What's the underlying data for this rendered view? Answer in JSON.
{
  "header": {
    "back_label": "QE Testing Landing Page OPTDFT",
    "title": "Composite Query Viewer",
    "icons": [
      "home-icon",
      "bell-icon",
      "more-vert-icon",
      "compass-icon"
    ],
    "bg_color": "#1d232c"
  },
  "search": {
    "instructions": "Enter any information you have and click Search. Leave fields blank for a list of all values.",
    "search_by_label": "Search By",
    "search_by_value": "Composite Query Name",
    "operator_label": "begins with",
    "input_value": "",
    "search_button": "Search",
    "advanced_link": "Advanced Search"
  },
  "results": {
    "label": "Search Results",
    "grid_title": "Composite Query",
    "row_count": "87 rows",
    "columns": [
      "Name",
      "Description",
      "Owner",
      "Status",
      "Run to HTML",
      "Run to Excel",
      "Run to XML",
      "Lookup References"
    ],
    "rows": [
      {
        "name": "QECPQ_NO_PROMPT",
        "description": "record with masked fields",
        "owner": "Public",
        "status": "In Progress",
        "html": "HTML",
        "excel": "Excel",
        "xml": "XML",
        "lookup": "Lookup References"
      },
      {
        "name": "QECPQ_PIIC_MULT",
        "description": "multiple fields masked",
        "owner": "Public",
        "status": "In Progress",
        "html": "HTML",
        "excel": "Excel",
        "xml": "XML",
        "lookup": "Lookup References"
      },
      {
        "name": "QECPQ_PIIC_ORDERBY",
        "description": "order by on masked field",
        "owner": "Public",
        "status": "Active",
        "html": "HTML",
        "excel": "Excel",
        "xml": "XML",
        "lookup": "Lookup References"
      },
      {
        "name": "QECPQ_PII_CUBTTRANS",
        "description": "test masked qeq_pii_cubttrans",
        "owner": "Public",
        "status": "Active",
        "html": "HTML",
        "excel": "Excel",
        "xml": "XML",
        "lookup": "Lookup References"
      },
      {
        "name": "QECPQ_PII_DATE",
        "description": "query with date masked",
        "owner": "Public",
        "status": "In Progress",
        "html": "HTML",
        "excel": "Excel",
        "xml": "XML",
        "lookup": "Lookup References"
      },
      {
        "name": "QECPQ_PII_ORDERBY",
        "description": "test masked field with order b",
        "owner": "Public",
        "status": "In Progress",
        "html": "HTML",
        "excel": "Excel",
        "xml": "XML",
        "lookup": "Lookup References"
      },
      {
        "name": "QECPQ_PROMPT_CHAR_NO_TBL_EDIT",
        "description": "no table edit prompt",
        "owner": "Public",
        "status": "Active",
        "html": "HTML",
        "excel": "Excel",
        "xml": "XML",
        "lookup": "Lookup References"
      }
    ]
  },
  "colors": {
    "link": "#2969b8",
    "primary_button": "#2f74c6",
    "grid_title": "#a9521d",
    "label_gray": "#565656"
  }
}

● Task details
Copy the records above exactly as they appear.

● Task result
What's the underlying data for this rendered view? Answer in JSON.
{
  "header": {
    "back_label": "QE Testing Landing Page OPTDFT",
    "title": "Composite Query Viewer",
    "icons": [
      "home-icon",
      "bell-icon",
      "more-vert-icon",
      "compass-icon"
    ],
    "bg_color": "#1d232c"
  },
  "search": {
    "instructions": "Enter any information you have and click Search. Leave fields blank for a list of all values.",
    "search_by_label": "Search By",
    "search_by_value": "Composite Query Name",
    "operator_label": "begins with",
    "input_value": "",
    "search_button": "Search",
    "advanced_link": "Advanced Search"
  },
  "results": {
    "label": "Search Results",
    "grid_title": "Composite Query",
    "row_count": "87 rows",
    "columns": [
      "Name",
      "Description",
      "Owner",
      "Status",
      "Run to HTML",
      "Run to Excel",
      "Run to XML",
      "Lookup References"
    ],
    "rows": [
      {
        "name": "QECPQ_NO_PROMPT",
        "description": "record with masked fields",
        "owner": "Public",
        "status": "In Progress",
        "html": "HTML",
        "excel": "Excel",
        "xml": "XML",
        "lookup": "Lookup References"
      },
      {
        "name": "QECPQ_PIIC_MULT",
        "description": "multiple fields masked",
        "owner": "Public",
        "status": "In Progress",
        "html": "HTML",
        "excel": "Excel",
        "xml": "XML",
        "lookup": "Lookup References"
      },
      {
        "name": "QECPQ_PIIC_ORDERBY",
        "description": "order by on masked field",
        "owner": "Public",
        "status": "Active",
        "html": "HTML",
        "excel": "Excel",
        "xml": "XML",
        "lookup": "Lookup References"
      },
      {
        "name": "QECPQ_PII_CUBTTRANS",
        "description": "test masked qeq_pii_cubttrans",
        "owner": "Public",
        "status": "Active",
        "html": "HTML",
        "excel": "Excel",
        "xml": "XML",
        "lookup": "Lookup References"
      },
      {
        "name": "QECPQ_PII_DATE",
        "description": "query with date masked",
        "owner": "Public",
        "status": "In Progress",
        "html": "HTML",
        "excel": "Excel",
        "xml": "XML",
        "lookup": "Lookup References"
      },
      {
        "name": "QECPQ_PII_ORDERBY",
        "description": "test masked field with order b",
        "owner": "Public",
        "status": "In Progress",
        "html": "HTML",
        "excel": "Excel",
        "xml": "XML",
        "lookup": "Lookup References"
      },
      {
        "name": "QECPQ_PROMPT_CHAR_NO_TBL_EDIT",
        "description": "no table edit prompt",
        "owner": "Public",
        "status": "Active",
        "html": "HTML",
        "excel": "Excel",
        "xml": "XML",
        "lookup": "Lookup References"
      }
    ]
  },
  "colors": {
    "link": "#2969b8",
    "primary_button": "#2f74c6",
    "grid_title": "#a9521d",
    "label_gray": "#565656"
  }
}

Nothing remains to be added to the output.